## WHAT YOU NEED TO DO
All of the records listed below should be retyped exactly.

## RECORDS FOR PROCESSING
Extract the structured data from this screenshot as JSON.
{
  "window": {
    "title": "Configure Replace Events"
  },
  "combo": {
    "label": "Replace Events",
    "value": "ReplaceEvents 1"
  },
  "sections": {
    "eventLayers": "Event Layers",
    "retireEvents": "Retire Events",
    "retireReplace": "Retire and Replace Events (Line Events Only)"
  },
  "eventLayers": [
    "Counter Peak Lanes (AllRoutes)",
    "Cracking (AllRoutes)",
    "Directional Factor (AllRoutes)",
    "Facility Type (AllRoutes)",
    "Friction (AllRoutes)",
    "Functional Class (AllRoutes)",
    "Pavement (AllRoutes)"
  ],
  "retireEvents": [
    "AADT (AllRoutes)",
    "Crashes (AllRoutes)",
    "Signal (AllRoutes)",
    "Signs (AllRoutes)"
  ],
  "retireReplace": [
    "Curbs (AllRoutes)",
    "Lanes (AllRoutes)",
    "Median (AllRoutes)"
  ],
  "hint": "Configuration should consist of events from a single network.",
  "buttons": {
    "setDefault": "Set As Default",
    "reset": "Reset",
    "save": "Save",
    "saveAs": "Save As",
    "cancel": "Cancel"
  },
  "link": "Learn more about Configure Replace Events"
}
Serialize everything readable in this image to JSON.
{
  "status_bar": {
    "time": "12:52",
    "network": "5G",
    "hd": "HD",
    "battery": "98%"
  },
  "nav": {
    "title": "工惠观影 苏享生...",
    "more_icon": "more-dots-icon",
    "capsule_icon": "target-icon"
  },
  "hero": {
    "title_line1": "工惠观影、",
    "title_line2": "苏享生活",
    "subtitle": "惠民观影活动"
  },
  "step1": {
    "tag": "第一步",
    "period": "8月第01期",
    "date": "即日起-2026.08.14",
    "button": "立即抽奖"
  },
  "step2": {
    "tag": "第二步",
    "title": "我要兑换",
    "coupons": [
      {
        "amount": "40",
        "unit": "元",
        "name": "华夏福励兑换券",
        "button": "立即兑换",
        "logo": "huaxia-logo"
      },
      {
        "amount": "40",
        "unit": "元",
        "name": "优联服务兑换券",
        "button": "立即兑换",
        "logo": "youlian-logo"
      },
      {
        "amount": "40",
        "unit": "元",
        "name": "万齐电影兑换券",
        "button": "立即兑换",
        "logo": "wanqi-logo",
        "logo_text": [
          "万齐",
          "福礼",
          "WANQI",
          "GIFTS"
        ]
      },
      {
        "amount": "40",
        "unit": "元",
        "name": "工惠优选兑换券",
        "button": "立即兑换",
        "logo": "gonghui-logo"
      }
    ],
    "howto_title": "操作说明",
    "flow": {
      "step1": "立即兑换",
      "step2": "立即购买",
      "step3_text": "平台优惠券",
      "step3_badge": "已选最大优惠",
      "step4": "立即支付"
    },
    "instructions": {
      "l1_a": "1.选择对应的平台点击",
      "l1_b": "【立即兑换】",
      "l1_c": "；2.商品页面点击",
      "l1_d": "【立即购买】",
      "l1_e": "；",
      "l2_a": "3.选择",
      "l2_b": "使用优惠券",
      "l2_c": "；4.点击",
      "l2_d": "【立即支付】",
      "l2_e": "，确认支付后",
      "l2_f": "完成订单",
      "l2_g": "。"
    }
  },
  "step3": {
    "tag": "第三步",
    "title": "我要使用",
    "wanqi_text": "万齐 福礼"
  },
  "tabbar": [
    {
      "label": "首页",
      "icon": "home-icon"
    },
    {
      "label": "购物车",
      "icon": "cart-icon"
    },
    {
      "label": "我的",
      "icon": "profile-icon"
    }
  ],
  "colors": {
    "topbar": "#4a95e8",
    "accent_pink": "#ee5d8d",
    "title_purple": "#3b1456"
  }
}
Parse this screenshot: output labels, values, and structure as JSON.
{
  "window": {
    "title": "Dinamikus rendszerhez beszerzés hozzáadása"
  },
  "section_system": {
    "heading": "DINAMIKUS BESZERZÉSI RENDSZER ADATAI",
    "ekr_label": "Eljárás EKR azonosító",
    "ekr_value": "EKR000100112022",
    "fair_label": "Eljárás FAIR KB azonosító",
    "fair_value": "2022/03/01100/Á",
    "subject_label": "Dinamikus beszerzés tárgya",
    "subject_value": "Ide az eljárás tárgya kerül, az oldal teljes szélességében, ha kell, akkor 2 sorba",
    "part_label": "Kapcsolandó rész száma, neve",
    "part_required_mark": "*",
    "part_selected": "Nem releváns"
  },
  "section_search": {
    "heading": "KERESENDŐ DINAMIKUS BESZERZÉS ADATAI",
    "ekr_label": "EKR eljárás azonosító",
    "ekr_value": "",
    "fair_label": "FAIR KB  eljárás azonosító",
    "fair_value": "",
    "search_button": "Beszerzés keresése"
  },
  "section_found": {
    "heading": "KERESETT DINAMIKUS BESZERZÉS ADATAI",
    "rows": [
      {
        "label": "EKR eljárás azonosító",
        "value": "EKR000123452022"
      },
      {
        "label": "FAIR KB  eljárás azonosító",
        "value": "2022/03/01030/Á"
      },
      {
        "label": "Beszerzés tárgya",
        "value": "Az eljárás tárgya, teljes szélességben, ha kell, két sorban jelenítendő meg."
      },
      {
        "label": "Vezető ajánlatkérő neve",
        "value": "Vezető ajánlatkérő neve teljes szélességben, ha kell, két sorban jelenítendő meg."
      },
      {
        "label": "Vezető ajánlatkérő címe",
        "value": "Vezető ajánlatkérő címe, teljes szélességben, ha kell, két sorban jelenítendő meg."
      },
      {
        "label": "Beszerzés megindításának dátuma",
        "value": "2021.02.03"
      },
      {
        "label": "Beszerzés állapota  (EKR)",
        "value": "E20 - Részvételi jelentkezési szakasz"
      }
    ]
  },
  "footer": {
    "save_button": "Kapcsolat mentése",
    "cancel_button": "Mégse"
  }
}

## FULL ANSWER
Extract the structured data from this screenshot as JSON.
{
  "window": {
    "title": "Configure Replace Events"
  },
  "combo": {
    "label": "Replace Events",
    "value": "ReplaceEvents 1"
  },
  "sections": {
    "eventLayers": "Event Layers",
    "retireEvents": "Retire Events",
    "retireReplace": "Retire and Replace Events (Line Events Only)"
  },
  "eventLayers": [
    "Counter Peak Lanes (AllRoutes)",
    "Cracking (AllRoutes)",
    "Directional Factor (AllRoutes)",
    "Facility Type (AllRoutes)",
    "Friction (AllRoutes)",
    "Functional Class (AllRoutes)",
    "Pavement (AllRoutes)"
  ],
  "retireEvents": [
    "AADT (AllRoutes)",
    "Crashes (AllRoutes)",
    "Signal (AllRoutes)",
    "Signs (AllRoutes)"
  ],
  "retireReplace": [
    "Curbs (AllRoutes)",
    "Lanes (AllRoutes)",
    "Median (AllRoutes)"
  ],
  "hint": "Configuration should consist of events from a single network.",
  "buttons": {
    "setDefault": "Set As Default",
    "reset": "Reset",
    "save": "Save",
    "saveAs": "Save As",
    "cancel": "Cancel"
  },
  "link": "Learn more about Configure Replace Events"
}
Serialize everything readable in this image to JSON.
{
  "status_bar": {
    "time": "12:52",
    "network": "5G",
    "hd": "HD",
    "battery": "98%"
  },
  "nav": {
    "title": "工惠观影 苏享生...",
    "more_icon": "more-dots-icon",
    "capsule_icon": "target-icon"
  },
  "hero": {
    "title_line1": "工惠观影、",
    "title_line2": "苏享生活",
    "subtitle": "惠民观影活动"
  },
  "step1": {
    "tag": "第一步",
    "period": "8月第01期",
    "date": "即日起-2026.08.14",
    "button": "立即抽奖"
  },
  "step2": {
    "tag": "第二步",
    "title": "我要兑换",
    "coupons": [
      {
        "amount": "40",
        "unit": "元",
        "name": "华夏福励兑换券",
        "button": "立即兑换",
        "logo": "huaxia-logo"
      },
      {
        "amount": "40",
        "unit": "元",
        "name": "优联服务兑换券",
        "button": "立即兑换",
        "logo": "youlian-logo"
      },
      {
        "amount": "40",
        "unit": "元",
        "name": "万齐电影兑换券",
        "button": "立即兑换",
        "logo": "wanqi-logo",
        "logo_text": [
          "万齐",
          "福礼",
          "WANQI",
          "GIFTS"
        ]
      },
      {
        "amount": "40",
        "unit": "元",
        "name": "工惠优选兑换券",
        "button": "立即兑换",
        "logo": "gonghui-logo"
      }
    ],
    "howto_title": "操作说明",
    "flow": {
      "step1": "立即兑换",
      "step2": "立即购买",
      "step3_text": "平台优惠券",
      "step3_badge": "已选最大优惠",
      "step4": "立即支付"
    },
    "instructions": {
      "l1_a": "1.选择对应的平台点击",
      "l1_b": "【立即兑换】",
      "l1_c": "；2.商品页面点击",
      "l1_d": "【立即购买】",
      "l1_e": "；",
      "l2_a": "3.选择",
      "l2_b": "使用优惠券",
      "l2_c": "；4.点击",
      "l2_d": "【立即支付】",
      "l2_e": "，确认支付后",
      "l2_f": "完成订单",
      "l2_g": "。"
    }
  },
  "step3": {
    "tag": "第三步",
    "title": "我要使用",
    "wanqi_text": "万齐 福礼"
  },
  "tabbar": [
    {
      "label": "首页",
      "icon": "home-icon"
    },
    {
      "label": "购物车",
      "icon": "cart-icon"
    },
    {
      "label": "我的",
      "icon": "profile-icon"
    }
  ],
  "colors": {
    "topbar": "#4a95e8",
    "accent_pink": "#ee5d8d",
    "title_purple": "#3b1456"
  }
}
Parse this screenshot: output labels, values, and structure as JSON.
{
  "window": {
    "title": "Dinamikus rendszerhez beszerzés hozzáadása"
  },
  "section_system": {
    "heading": "DINAMIKUS BESZERZÉSI RENDSZER ADATAI",
    "ekr_label": "Eljárás EKR azonosító",
    "ekr_value": "EKR000100112022",
    "fair_label": "Eljárás FAIR KB azonosító",
    "fair_value": "2022/03/01100/Á",
    "subject_label": "Dinamikus beszerzés tárgya",
    "subject_value": "Ide az eljárás tárgya kerül, az oldal teljes szélességében, ha kell, akkor 2 sorba",
    "part_label": "Kapcsolandó rész száma, neve",
    "part_required_mark": "*",
    "part_selected": "Nem releváns"
  },
  "section_search": {
    "heading": "KERESENDŐ DINAMIKUS BESZERZÉS ADATAI",
    "ekr_label": "EKR eljárás azonosító",
    "ekr_value": "",
    "fair_label": "FAIR KB  eljárás azonosító",
    "fair_value": "",
    "search_button": "Beszerzés keresése"
  },
  "section_found": {
    "heading": "KERESETT DINAMIKUS BESZERZÉS ADATAI",
    "rows": [
      {
        "label": "EKR eljárás azonosító",
        "value": "EKR000123452022"
      },
      {
        "label": "FAIR KB  eljárás azonosító",
        "value": "2022/03/01030/Á"
      },
      {
        "label": "Beszerzés tárgya",
        "value": "Az eljárás tárgya, teljes szélességben, ha kell, két sorban jelenítendő meg."
      },
      {
        "label": "Vezető ajánlatkérő neve",
        "value": "Vezető ajánlatkérő neve teljes szélességben, ha kell, két sorban jelenítendő meg."
      },
      {
        "label": "Vezető ajánlatkérő címe",
        "value": "Vezető ajánlatkérő címe, teljes szélességben, ha kell, két sorban jelenítendő meg."
      },
      {
        "label": "Beszerzés megindításának dátuma",
        "value": "2021.02.03"
      },
      {
        "label": "Beszerzés állapota  (EKR)",
        "value": "E20 - Részvételi jelentkezési szakasz"
      }
    ]
  },
  "footer": {
    "save_button": "Kapcsolat mentése",
    "cancel_button": "Mégse"
  }
}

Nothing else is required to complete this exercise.